## SET TASK:
Of all the lines in the records below, how many hold the word "text"? Give the number alone.

----- RECORDS TO USE -----

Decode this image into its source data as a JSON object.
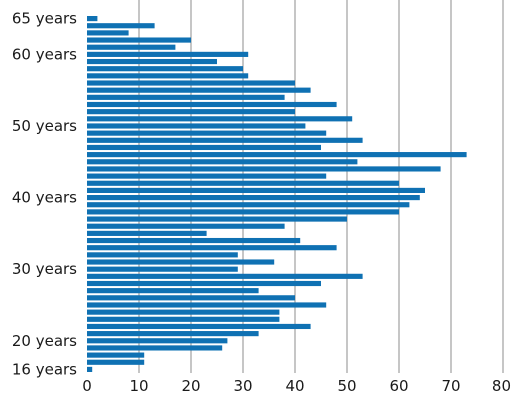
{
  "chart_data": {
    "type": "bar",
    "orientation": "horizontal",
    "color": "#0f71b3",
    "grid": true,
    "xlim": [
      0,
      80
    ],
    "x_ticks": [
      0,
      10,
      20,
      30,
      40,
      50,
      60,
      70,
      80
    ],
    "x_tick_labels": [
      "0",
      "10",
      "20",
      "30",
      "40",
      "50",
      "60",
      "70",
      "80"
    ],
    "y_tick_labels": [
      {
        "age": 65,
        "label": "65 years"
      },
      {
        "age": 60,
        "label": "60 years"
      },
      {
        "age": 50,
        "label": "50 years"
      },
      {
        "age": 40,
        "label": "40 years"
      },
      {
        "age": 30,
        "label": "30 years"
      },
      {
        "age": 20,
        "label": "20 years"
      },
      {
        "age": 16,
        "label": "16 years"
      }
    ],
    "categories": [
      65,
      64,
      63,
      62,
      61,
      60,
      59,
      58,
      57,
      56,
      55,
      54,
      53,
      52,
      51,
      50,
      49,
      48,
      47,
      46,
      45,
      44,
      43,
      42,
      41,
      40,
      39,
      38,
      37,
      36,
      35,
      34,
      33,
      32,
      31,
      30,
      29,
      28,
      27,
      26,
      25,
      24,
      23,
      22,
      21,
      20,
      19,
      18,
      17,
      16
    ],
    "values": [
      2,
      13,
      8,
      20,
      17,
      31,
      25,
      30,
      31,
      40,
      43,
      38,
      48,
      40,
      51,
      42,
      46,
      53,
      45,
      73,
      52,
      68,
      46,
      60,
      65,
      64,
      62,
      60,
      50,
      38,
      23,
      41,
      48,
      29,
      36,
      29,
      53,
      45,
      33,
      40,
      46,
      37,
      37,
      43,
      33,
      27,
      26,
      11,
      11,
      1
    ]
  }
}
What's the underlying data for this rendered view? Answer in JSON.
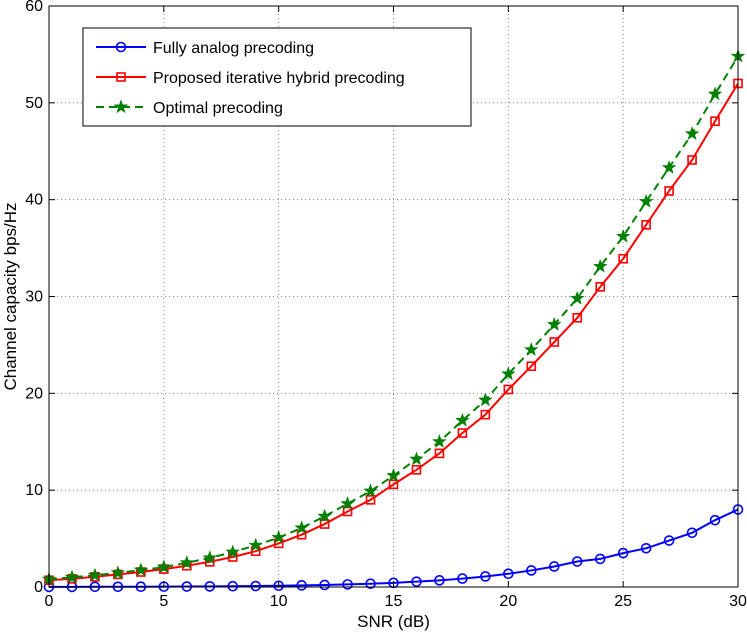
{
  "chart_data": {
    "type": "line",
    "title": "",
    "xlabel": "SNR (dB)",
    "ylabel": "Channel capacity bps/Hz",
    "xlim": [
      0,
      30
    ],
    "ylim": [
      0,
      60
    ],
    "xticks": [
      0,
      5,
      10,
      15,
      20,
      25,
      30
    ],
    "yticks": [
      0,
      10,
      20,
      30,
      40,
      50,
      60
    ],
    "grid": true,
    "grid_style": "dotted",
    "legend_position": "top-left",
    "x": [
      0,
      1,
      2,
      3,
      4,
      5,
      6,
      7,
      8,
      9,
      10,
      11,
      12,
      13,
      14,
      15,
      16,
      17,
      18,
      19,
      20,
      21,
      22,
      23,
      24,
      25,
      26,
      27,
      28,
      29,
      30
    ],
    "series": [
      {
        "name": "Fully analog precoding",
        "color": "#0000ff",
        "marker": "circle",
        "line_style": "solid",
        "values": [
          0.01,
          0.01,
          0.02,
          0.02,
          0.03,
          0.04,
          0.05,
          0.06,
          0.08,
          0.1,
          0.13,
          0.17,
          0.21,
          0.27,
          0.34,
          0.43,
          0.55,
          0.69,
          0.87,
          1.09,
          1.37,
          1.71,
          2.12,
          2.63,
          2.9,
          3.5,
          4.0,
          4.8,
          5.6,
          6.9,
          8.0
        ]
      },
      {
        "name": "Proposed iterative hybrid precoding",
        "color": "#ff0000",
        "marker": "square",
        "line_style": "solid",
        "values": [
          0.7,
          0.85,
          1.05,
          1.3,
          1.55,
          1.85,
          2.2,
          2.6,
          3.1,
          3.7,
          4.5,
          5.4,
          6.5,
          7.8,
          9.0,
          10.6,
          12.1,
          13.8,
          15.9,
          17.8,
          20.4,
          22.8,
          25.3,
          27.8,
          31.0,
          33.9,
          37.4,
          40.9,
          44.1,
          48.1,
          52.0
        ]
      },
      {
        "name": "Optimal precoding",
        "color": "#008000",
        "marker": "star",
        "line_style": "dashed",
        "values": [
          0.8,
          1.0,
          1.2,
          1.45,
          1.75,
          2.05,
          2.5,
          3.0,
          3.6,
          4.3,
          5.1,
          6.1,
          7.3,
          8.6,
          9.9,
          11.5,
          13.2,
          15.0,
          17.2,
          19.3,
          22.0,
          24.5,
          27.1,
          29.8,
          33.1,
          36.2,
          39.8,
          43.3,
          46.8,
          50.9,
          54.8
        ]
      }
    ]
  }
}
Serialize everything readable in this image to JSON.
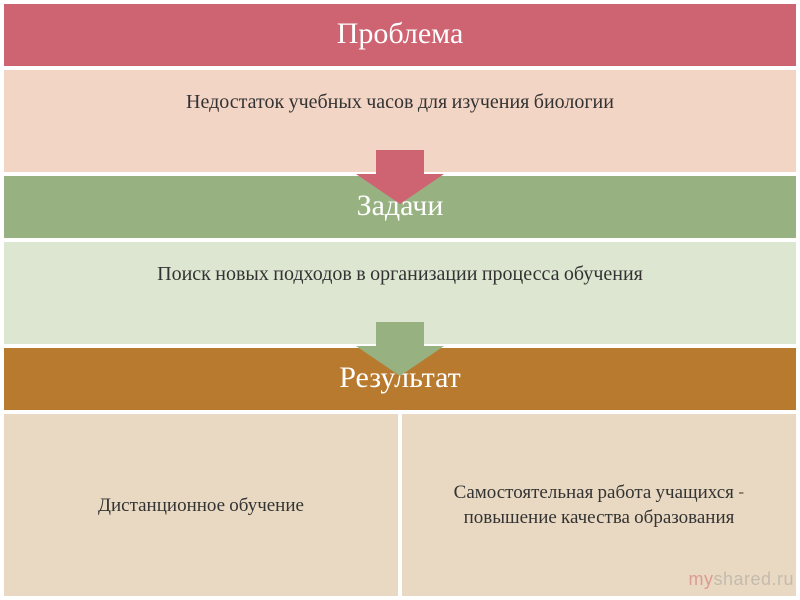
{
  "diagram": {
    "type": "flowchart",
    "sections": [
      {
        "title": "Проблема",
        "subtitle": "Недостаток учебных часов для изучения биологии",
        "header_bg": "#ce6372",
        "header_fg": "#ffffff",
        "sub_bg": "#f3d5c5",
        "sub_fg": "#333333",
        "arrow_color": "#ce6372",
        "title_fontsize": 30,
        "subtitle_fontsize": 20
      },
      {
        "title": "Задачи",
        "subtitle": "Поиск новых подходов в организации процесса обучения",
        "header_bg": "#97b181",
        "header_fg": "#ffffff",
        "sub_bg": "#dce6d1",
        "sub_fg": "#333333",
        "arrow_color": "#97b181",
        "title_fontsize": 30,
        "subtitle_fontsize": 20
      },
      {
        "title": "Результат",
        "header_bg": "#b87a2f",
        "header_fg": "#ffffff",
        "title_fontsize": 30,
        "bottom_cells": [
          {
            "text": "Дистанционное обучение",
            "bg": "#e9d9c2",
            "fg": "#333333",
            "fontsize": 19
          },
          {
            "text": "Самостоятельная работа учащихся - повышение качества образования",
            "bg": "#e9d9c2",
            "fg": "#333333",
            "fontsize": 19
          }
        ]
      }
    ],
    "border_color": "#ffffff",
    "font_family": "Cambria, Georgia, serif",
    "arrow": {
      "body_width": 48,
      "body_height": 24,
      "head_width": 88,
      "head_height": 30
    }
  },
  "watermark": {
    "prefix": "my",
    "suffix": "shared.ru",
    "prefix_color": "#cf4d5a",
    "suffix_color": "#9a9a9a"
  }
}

-----

## EXERCISE RESPONSE:
2